▶ **TO BE DONE**
Copy out each line of the data holding "Sampling".
[begin DATA SHOWN]
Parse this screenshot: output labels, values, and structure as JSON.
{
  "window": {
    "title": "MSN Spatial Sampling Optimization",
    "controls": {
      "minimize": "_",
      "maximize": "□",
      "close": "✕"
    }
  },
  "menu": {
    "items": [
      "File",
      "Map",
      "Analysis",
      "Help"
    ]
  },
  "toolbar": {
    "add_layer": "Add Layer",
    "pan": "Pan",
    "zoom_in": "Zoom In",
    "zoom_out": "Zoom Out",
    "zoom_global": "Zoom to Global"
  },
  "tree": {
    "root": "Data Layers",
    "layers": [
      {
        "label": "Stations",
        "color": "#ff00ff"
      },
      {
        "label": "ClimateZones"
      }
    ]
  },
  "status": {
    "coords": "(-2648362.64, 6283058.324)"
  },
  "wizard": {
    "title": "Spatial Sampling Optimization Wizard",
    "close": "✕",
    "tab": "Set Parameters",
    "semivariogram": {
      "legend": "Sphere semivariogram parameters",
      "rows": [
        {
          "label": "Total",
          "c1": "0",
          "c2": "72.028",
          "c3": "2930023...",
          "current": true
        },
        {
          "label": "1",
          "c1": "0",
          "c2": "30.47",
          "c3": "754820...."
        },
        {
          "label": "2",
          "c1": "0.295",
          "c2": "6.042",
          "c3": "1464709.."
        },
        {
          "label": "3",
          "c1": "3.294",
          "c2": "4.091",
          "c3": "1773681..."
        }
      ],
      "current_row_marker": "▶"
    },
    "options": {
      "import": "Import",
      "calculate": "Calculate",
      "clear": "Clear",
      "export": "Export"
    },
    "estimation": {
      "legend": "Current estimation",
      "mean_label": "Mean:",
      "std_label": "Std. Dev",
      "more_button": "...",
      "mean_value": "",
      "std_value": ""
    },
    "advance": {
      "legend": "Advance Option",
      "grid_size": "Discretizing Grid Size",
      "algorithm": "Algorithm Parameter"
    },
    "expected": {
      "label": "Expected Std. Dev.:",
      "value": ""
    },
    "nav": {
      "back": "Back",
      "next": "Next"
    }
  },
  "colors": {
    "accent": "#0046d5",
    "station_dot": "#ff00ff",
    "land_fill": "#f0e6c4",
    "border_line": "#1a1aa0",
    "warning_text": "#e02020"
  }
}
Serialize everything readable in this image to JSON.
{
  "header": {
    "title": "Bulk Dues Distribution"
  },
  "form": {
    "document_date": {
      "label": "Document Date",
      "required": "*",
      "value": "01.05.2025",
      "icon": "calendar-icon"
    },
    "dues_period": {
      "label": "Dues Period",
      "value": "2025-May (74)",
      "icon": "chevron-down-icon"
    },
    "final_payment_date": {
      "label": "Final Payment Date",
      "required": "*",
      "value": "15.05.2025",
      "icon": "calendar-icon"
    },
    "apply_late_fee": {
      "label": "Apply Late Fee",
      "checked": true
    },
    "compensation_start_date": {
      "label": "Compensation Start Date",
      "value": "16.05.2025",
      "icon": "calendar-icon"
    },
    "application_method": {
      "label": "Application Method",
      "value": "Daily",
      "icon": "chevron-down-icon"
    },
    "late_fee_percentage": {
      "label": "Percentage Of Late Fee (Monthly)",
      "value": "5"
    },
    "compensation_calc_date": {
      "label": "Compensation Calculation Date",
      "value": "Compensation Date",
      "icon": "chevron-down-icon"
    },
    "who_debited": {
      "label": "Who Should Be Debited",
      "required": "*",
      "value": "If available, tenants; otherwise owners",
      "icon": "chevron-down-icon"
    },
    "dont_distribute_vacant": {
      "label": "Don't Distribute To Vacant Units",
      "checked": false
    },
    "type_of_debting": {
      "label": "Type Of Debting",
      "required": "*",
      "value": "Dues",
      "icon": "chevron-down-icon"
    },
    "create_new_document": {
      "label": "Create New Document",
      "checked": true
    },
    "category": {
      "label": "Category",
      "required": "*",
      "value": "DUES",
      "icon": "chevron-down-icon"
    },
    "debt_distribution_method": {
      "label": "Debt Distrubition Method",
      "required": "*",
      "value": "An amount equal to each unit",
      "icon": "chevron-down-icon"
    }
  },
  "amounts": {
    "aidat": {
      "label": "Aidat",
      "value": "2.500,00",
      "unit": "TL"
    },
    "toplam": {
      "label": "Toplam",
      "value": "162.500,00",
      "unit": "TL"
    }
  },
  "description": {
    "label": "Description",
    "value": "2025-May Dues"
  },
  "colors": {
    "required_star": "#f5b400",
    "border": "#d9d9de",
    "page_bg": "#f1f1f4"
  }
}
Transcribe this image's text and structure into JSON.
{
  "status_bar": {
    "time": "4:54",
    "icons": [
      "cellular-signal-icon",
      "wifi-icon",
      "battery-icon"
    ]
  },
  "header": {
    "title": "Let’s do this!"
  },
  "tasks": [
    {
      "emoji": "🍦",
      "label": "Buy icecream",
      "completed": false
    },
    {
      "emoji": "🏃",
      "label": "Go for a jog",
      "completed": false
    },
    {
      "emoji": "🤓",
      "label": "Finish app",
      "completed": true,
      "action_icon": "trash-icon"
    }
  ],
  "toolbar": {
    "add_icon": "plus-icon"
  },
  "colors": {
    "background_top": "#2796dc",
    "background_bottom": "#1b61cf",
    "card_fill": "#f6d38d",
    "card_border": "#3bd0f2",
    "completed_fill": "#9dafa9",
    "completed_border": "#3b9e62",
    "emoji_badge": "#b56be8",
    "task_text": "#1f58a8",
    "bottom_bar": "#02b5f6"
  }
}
[end DATA SHOWN]
▶ **RESULT OF THIS TASK**
    "title": "MSN Spatial Sampling Optimization",
    "title": "Spatial Sampling Optimization Wizard",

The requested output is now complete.